**PROMPT:**
Draw out every line with the word "backscattering" from the listing below.
===== LISTED RECORDS
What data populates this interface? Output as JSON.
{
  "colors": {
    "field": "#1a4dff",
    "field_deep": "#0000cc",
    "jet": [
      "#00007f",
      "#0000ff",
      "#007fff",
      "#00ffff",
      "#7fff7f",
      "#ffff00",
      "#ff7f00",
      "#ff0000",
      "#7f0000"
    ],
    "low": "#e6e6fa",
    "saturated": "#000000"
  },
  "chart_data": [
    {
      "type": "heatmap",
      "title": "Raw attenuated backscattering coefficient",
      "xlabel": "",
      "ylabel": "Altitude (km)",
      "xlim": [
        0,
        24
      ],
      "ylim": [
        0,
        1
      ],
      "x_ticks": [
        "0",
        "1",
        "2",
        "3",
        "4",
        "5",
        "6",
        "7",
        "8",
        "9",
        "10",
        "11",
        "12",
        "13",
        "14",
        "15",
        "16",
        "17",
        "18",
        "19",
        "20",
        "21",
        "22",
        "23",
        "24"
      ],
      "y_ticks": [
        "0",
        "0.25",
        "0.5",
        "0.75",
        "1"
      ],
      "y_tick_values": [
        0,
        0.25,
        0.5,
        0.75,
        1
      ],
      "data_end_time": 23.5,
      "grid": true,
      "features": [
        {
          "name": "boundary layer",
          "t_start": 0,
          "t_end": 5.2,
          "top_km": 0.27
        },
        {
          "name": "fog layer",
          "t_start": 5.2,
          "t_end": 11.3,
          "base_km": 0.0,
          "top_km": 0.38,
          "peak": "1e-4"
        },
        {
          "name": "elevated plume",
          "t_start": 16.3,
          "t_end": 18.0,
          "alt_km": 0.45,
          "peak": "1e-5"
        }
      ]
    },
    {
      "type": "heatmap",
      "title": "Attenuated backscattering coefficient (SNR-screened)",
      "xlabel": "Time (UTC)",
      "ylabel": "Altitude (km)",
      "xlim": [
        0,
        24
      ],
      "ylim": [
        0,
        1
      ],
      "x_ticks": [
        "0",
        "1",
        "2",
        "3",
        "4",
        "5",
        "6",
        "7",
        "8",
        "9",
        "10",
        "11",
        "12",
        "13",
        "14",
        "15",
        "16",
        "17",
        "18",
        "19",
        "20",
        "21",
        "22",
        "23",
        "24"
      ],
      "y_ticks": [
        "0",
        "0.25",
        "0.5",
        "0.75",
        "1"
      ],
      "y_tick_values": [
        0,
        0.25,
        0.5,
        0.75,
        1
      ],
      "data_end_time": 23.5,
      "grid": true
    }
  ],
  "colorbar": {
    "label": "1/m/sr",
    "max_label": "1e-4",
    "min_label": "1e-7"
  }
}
==========
===== LISTED RECORDS
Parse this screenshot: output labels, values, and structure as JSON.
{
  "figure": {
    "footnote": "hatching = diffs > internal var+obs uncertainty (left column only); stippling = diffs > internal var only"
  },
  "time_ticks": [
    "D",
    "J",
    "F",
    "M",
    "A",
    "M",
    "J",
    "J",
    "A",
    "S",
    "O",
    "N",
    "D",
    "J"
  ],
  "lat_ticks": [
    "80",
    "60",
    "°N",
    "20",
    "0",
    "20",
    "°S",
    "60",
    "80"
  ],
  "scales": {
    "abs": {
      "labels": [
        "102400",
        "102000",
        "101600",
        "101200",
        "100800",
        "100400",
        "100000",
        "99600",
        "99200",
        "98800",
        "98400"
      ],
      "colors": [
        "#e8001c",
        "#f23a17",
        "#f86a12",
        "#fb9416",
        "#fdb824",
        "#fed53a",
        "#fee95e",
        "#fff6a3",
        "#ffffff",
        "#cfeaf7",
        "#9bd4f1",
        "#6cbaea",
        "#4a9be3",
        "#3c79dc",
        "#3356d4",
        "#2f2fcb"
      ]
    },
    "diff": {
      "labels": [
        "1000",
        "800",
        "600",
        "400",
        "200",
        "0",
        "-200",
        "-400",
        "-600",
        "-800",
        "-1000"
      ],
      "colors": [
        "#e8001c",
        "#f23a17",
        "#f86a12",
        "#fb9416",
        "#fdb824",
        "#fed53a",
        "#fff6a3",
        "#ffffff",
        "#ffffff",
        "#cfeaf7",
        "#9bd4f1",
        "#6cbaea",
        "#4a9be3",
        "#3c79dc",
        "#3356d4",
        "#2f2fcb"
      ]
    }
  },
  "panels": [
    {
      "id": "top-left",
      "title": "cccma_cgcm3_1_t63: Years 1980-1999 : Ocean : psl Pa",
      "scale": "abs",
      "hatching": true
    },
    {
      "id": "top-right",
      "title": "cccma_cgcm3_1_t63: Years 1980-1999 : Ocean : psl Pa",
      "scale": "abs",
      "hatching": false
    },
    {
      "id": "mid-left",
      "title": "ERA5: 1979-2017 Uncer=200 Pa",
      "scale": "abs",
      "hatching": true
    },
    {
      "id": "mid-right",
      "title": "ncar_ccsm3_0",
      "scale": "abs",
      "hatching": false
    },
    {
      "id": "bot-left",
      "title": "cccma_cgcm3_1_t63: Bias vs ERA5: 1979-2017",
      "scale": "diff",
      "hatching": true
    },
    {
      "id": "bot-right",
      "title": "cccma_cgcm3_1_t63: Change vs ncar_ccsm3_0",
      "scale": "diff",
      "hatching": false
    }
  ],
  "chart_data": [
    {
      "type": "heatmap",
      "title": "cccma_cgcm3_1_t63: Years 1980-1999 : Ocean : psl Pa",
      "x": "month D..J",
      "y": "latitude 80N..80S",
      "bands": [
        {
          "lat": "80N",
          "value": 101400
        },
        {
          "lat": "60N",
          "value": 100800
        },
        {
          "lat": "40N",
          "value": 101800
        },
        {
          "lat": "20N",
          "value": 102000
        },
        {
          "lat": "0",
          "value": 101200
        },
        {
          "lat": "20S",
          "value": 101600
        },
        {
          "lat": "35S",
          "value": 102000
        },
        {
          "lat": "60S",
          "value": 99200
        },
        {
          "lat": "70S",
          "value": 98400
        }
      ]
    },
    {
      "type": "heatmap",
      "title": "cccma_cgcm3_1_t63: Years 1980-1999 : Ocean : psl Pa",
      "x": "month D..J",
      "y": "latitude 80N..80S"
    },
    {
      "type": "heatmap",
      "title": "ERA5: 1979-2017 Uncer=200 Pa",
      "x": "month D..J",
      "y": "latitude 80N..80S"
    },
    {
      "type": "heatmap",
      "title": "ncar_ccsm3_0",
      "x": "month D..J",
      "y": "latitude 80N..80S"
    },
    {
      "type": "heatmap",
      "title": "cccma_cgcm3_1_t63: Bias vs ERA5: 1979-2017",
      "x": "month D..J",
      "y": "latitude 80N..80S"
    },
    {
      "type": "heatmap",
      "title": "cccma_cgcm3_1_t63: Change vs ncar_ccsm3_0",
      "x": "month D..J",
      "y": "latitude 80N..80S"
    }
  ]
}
==========
**ANSWER TO THE TASK:**
      "title": "Raw attenuated backscattering coefficient",
      "title": "Attenuated backscattering coefficient (SNR-screened)",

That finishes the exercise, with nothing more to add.